Dataset records:
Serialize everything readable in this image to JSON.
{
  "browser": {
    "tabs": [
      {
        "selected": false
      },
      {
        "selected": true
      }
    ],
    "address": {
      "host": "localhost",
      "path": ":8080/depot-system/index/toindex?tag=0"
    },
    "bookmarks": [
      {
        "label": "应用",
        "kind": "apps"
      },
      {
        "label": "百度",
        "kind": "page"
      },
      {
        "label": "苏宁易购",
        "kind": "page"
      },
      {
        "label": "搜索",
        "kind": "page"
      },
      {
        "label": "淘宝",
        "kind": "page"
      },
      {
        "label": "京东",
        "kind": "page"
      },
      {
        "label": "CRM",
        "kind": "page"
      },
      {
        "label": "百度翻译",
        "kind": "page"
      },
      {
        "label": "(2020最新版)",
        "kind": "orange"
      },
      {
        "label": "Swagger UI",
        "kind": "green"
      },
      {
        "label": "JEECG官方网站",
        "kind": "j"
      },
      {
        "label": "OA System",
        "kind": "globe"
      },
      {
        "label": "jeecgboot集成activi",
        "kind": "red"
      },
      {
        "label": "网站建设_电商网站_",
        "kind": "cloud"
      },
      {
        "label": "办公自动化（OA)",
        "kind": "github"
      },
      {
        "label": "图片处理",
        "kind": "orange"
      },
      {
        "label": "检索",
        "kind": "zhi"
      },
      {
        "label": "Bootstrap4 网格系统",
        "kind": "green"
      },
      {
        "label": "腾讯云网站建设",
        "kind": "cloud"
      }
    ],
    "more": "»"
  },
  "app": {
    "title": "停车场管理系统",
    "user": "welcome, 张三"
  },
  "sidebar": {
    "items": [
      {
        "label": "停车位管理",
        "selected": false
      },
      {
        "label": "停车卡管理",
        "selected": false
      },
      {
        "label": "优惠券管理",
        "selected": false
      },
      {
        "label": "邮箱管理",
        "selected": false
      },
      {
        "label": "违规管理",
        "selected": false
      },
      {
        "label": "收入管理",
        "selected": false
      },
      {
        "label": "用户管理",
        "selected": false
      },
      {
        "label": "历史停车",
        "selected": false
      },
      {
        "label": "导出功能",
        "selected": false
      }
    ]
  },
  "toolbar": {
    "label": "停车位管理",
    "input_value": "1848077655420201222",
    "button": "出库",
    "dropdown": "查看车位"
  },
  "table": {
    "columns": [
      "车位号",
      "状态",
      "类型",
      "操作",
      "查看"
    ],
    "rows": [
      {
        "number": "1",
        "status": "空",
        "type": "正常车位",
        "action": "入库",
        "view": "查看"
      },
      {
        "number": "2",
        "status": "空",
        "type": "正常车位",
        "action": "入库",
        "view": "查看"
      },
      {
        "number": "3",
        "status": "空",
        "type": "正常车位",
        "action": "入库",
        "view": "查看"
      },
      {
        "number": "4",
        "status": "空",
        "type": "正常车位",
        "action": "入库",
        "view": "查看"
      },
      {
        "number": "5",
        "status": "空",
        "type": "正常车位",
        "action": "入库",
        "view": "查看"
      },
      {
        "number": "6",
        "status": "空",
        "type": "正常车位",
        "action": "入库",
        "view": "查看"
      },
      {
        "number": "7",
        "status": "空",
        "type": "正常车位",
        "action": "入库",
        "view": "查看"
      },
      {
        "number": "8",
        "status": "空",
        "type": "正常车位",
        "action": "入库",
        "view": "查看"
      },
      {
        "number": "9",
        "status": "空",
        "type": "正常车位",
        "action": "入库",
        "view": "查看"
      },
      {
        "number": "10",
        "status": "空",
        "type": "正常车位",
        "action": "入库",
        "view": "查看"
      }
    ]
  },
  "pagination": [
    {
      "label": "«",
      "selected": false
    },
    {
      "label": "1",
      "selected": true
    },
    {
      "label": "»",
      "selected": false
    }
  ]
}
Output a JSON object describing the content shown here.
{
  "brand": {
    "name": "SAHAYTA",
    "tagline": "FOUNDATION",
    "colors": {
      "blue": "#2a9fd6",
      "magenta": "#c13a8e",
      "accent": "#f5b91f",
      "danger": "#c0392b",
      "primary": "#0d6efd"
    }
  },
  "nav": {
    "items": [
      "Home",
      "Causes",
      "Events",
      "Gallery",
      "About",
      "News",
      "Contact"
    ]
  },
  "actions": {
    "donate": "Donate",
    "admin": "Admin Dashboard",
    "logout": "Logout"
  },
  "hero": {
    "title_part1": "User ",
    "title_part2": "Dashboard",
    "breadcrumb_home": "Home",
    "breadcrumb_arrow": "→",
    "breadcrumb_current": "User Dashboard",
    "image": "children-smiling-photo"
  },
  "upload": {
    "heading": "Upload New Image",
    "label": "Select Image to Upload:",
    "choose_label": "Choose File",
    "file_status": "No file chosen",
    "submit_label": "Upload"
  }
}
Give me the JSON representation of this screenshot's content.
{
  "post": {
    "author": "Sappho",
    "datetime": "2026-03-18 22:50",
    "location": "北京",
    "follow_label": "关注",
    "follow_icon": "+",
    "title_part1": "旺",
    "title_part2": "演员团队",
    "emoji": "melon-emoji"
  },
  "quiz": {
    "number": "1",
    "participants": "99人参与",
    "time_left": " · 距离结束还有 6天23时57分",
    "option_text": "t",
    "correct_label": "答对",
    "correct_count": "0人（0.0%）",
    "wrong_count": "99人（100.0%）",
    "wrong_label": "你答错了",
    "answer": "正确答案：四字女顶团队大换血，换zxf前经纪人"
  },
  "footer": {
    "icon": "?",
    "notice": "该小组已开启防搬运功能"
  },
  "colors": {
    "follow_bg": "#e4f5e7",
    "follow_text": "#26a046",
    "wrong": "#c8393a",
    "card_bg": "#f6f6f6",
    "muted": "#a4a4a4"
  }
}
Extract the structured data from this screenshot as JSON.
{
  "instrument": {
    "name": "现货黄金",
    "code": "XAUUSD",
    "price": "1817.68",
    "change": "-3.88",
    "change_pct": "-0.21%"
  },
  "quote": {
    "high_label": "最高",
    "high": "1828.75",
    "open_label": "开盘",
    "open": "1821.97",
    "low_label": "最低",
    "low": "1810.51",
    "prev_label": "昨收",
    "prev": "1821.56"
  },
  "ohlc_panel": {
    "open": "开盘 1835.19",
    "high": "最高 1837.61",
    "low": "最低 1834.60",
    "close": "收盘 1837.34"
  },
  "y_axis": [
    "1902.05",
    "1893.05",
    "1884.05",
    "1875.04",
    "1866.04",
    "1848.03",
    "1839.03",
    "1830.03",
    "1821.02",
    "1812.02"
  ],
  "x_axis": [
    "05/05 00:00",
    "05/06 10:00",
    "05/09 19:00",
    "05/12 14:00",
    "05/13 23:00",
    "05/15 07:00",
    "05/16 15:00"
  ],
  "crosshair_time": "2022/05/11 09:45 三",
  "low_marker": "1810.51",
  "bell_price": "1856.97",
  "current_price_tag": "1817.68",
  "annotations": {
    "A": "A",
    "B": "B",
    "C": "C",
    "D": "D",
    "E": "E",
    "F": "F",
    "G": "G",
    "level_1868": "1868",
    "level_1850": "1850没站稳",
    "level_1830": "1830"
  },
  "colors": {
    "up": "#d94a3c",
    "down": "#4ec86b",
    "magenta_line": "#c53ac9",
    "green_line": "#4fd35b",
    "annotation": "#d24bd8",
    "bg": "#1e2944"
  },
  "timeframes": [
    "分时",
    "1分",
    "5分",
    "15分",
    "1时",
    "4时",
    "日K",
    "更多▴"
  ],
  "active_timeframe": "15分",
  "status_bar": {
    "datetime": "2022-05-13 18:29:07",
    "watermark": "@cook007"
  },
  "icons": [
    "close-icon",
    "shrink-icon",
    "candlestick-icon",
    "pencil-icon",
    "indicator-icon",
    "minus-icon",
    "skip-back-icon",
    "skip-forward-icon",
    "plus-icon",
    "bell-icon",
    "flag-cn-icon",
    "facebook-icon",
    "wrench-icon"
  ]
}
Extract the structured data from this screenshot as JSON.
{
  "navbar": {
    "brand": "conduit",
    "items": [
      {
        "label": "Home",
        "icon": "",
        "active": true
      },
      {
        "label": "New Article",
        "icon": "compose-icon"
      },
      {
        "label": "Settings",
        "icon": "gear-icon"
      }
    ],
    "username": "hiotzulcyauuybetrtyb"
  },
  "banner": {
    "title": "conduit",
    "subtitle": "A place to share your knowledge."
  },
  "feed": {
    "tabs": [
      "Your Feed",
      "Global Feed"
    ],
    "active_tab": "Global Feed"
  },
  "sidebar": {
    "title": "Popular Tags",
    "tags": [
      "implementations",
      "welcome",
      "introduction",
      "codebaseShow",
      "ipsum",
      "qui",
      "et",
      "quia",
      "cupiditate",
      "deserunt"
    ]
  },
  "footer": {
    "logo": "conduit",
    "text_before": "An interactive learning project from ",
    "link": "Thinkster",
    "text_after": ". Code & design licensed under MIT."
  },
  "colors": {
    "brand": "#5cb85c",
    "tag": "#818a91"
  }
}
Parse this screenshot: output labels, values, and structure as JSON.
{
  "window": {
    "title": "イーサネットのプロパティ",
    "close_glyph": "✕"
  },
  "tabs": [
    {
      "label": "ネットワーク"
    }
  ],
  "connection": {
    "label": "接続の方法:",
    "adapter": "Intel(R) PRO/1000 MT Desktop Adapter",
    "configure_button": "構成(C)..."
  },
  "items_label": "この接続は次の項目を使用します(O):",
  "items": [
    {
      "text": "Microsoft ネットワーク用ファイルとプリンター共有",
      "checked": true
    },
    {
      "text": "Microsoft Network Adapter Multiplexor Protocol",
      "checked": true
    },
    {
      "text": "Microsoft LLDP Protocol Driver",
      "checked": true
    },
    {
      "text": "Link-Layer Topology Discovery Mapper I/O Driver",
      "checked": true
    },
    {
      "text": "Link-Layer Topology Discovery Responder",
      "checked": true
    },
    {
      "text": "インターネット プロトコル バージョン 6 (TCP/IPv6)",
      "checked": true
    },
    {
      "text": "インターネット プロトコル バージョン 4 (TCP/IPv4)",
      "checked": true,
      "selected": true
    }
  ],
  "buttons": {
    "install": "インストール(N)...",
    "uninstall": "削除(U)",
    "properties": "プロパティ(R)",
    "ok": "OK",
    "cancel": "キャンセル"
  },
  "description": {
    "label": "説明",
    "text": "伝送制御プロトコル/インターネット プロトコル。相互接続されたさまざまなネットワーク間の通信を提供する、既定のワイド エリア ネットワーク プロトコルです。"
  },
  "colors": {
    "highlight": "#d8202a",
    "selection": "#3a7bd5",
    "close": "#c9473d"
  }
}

Description of the task: How many lines in the records above contain the word "content"? Reply with the number and nothing more.

Task solution: 2